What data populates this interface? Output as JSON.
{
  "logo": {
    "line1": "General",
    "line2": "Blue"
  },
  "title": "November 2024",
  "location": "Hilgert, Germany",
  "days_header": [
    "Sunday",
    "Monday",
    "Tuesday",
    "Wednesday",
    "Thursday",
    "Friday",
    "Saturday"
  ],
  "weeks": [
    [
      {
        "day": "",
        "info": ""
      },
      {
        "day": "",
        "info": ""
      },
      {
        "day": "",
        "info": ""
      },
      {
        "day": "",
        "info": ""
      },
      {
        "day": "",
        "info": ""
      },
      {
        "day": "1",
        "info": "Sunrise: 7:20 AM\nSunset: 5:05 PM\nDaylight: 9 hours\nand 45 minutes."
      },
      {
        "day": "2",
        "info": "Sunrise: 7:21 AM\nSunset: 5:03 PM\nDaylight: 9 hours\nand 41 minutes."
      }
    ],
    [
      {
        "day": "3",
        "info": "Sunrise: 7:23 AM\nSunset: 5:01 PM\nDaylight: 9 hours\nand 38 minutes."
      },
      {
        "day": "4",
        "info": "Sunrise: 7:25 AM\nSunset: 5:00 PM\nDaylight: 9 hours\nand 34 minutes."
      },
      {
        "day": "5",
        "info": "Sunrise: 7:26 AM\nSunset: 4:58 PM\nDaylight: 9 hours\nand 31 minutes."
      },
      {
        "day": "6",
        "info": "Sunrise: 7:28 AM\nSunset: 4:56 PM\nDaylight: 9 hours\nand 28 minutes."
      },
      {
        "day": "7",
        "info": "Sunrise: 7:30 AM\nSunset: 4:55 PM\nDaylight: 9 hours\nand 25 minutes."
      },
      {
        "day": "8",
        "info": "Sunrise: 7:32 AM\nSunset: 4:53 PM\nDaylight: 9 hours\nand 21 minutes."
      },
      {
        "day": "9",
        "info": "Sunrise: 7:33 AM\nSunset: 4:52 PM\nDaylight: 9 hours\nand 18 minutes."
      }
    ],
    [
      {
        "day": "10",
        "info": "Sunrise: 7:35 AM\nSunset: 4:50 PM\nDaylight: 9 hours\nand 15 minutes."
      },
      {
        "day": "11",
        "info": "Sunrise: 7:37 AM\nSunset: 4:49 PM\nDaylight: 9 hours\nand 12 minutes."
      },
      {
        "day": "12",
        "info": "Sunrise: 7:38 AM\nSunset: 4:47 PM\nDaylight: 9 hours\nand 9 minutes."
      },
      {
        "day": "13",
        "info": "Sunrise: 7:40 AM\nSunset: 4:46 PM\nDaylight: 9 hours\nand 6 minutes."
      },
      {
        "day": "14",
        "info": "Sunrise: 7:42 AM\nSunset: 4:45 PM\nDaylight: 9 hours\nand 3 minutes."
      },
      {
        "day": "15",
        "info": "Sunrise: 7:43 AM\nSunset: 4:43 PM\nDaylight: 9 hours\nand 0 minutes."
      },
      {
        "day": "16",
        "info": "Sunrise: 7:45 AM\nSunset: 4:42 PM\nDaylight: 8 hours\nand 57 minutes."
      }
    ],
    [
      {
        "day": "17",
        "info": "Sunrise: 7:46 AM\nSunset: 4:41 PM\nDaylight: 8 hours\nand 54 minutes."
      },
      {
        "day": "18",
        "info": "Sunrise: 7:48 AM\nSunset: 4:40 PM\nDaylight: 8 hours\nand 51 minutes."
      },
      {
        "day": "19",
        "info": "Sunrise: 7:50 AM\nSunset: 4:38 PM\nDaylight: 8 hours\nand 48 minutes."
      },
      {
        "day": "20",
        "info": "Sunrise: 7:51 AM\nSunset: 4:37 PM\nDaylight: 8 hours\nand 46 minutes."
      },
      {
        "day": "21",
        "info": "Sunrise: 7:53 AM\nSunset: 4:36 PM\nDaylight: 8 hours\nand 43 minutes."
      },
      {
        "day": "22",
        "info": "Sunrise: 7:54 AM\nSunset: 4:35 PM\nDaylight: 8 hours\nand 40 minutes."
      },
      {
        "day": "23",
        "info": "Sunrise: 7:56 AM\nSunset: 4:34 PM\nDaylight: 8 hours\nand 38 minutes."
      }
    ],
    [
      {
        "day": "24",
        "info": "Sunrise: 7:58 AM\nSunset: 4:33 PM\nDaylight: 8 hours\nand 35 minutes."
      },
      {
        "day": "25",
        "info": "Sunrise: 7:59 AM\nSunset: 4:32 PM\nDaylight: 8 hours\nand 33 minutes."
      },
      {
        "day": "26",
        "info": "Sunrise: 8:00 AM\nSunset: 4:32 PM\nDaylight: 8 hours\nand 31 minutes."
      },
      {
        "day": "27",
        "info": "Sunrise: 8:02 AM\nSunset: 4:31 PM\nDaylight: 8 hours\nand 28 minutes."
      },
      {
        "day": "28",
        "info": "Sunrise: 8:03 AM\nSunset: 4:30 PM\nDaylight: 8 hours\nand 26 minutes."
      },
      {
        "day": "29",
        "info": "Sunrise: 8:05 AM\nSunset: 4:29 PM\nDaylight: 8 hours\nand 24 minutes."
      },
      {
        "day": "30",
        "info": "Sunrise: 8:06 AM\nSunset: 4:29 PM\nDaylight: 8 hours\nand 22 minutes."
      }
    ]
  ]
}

==*==

◆ Given task ◆
Repeat the listing above without any change.

◆ Expected answer ◆
What data populates this interface? Output as JSON.
{
  "logo": {
    "line1": "General",
    "line2": "Blue"
  },
  "title": "November 2024",
  "location": "Hilgert, Germany",
  "days_header": [
    "Sunday",
    "Monday",
    "Tuesday",
    "Wednesday",
    "Thursday",
    "Friday",
    "Saturday"
  ],
  "weeks": [
    [
      {
        "day": "",
        "info": ""
      },
      {
        "day": "",
        "info": ""
      },
      {
        "day": "",
        "info": ""
      },
      {
        "day": "",
        "info": ""
      },
      {
        "day": "",
        "info": ""
      },
      {
        "day": "1",
        "info": "Sunrise: 7:20 AM\nSunset: 5:05 PM\nDaylight: 9 hours\nand 45 minutes."
      },
      {
        "day": "2",
        "info": "Sunrise: 7:21 AM\nSunset: 5:03 PM\nDaylight: 9 hours\nand 41 minutes."
      }
    ],
    [
      {
        "day": "3",
        "info": "Sunrise: 7:23 AM\nSunset: 5:01 PM\nDaylight: 9 hours\nand 38 minutes."
      },
      {
        "day": "4",
        "info": "Sunrise: 7:25 AM\nSunset: 5:00 PM\nDaylight: 9 hours\nand 34 minutes."
      },
      {
        "day": "5",
        "info": "Sunrise: 7:26 AM\nSunset: 4:58 PM\nDaylight: 9 hours\nand 31 minutes."
      },
      {
        "day": "6",
        "info": "Sunrise: 7:28 AM\nSunset: 4:56 PM\nDaylight: 9 hours\nand 28 minutes."
      },
      {
        "day": "7",
        "info": "Sunrise: 7:30 AM\nSunset: 4:55 PM\nDaylight: 9 hours\nand 25 minutes."
      },
      {
        "day": "8",
        "info": "Sunrise: 7:32 AM\nSunset: 4:53 PM\nDaylight: 9 hours\nand 21 minutes."
      },
      {
        "day": "9",
        "info": "Sunrise: 7:33 AM\nSunset: 4:52 PM\nDaylight: 9 hours\nand 18 minutes."
      }
    ],
    [
      {
        "day": "10",
        "info": "Sunrise: 7:35 AM\nSunset: 4:50 PM\nDaylight: 9 hours\nand 15 minutes."
      },
      {
        "day": "11",
        "info": "Sunrise: 7:37 AM\nSunset: 4:49 PM\nDaylight: 9 hours\nand 12 minutes."
      },
      {
        "day": "12",
        "info": "Sunrise: 7:38 AM\nSunset: 4:47 PM\nDaylight: 9 hours\nand 9 minutes."
      },
      {
        "day": "13",
        "info": "Sunrise: 7:40 AM\nSunset: 4:46 PM\nDaylight: 9 hours\nand 6 minutes."
      },
      {
        "day": "14",
        "info": "Sunrise: 7:42 AM\nSunset: 4:45 PM\nDaylight: 9 hours\nand 3 minutes."
      },
      {
        "day": "15",
        "info": "Sunrise: 7:43 AM\nSunset: 4:43 PM\nDaylight: 9 hours\nand 0 minutes."
      },
      {
        "day": "16",
        "info": "Sunrise: 7:45 AM\nSunset: 4:42 PM\nDaylight: 8 hours\nand 57 minutes."
      }
    ],
    [
      {
        "day": "17",
        "info": "Sunrise: 7:46 AM\nSunset: 4:41 PM\nDaylight: 8 hours\nand 54 minutes."
      },
      {
        "day": "18",
        "info": "Sunrise: 7:48 AM\nSunset: 4:40 PM\nDaylight: 8 hours\nand 51 minutes."
      },
      {
        "day": "19",
        "info": "Sunrise: 7:50 AM\nSunset: 4:38 PM\nDaylight: 8 hours\nand 48 minutes."
      },
      {
        "day": "20",
        "info": "Sunrise: 7:51 AM\nSunset: 4:37 PM\nDaylight: 8 hours\nand 46 minutes."
      },
      {
        "day": "21",
        "info": "Sunrise: 7:53 AM\nSunset: 4:36 PM\nDaylight: 8 hours\nand 43 minutes."
      },
      {
        "day": "22",
        "info": "Sunrise: 7:54 AM\nSunset: 4:35 PM\nDaylight: 8 hours\nand 40 minutes."
      },
      {
        "day": "23",
        "info": "Sunrise: 7:56 AM\nSunset: 4:34 PM\nDaylight: 8 hours\nand 38 minutes."
      }
    ],
    [
      {
        "day": "24",
        "info": "Sunrise: 7:58 AM\nSunset: 4:33 PM\nDaylight: 8 hours\nand 35 minutes."
      },
      {
        "day": "25",
        "info": "Sunrise: 7:59 AM\nSunset: 4:32 PM\nDaylight: 8 hours\nand 33 minutes."
      },
      {
        "day": "26",
        "info": "Sunrise: 8:00 AM\nSunset: 4:32 PM\nDaylight: 8 hours\nand 31 minutes."
      },
      {
        "day": "27",
        "info": "Sunrise: 8:02 AM\nSunset: 4:31 PM\nDaylight: 8 hours\nand 28 minutes."
      },
      {
        "day": "28",
        "info": "Sunrise: 8:03 AM\nSunset: 4:30 PM\nDaylight: 8 hours\nand 26 minutes."
      },
      {
        "day": "29",
        "info": "Sunrise: 8:05 AM\nSunset: 4:29 PM\nDaylight: 8 hours\nand 24 minutes."
      },
      {
        "day": "30",
        "info": "Sunrise: 8:06 AM\nSunset: 4:29 PM\nDaylight: 8 hours\nand 22 minutes."
      }
    ]
  ]
}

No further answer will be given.